■ Exercise ■
Scan the listing below and copy every line holding "right".

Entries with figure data
┄┄┄┄┄┄┄┄┄┄

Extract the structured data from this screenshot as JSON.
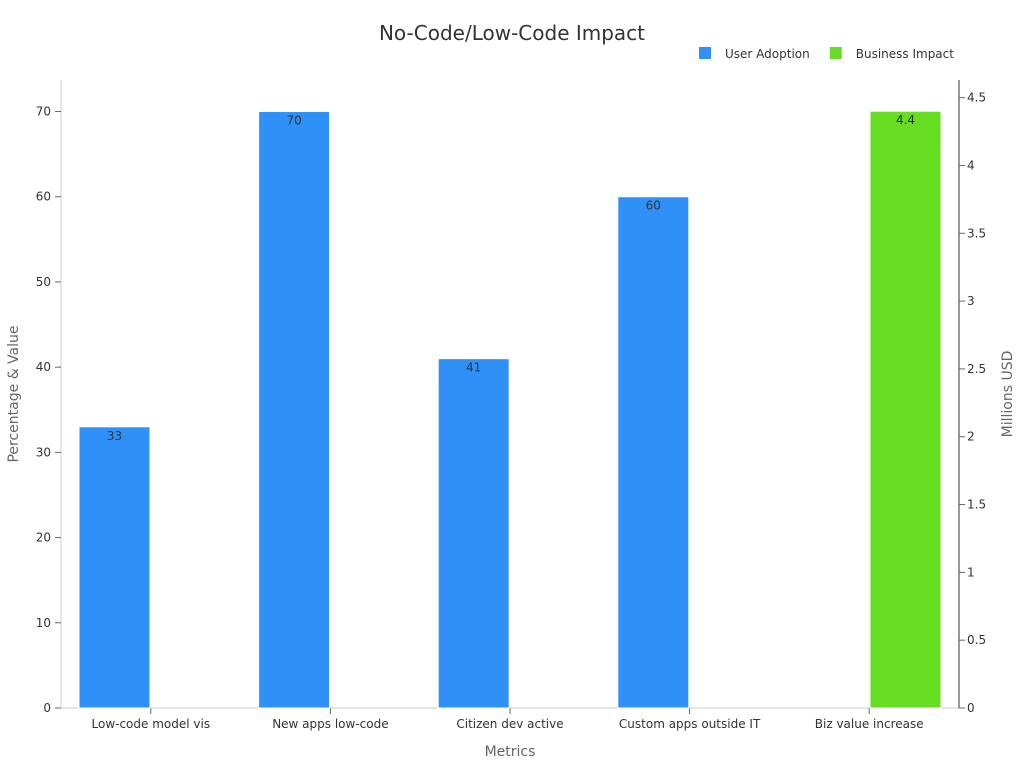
{
  "chart_data": {
    "type": "bar",
    "title": "No-Code/Low-Code Impact",
    "xlabel": "Metrics",
    "ylabel": "Percentage & Value",
    "y2label": "Millions USD",
    "categories": [
      "Low-code model vis",
      "New apps low-code",
      "Citizen dev active",
      "Custom apps outside IT",
      "Biz value increase"
    ],
    "ylim": [
      0,
      73.7
    ],
    "y_ticks": [
      0,
      10,
      20,
      30,
      40,
      50,
      60,
      70
    ],
    "y2lim": [
      0,
      4.63
    ],
    "y2_ticks": [
      0,
      0.5,
      1,
      1.5,
      2,
      2.5,
      3,
      3.5,
      4,
      4.5
    ],
    "legend_position": "top-right",
    "grid": false,
    "series": [
      {
        "name": "User Adoption",
        "axis": "left",
        "color": "#2f91f8",
        "values": [
          33,
          70,
          41,
          60,
          null
        ],
        "labels": [
          "33",
          "70",
          "41",
          "60",
          ""
        ]
      },
      {
        "name": "Business Impact",
        "axis": "right",
        "color": "#66dd22",
        "values": [
          null,
          null,
          null,
          null,
          4.4
        ],
        "labels": [
          "",
          "",
          "",
          "",
          "4.4"
        ]
      }
    ]
  }
}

┄┄┄┄┄┄┄┄┄┄

■ Finished answer ■
    "legend_position": "top-right",
        "axis": "right",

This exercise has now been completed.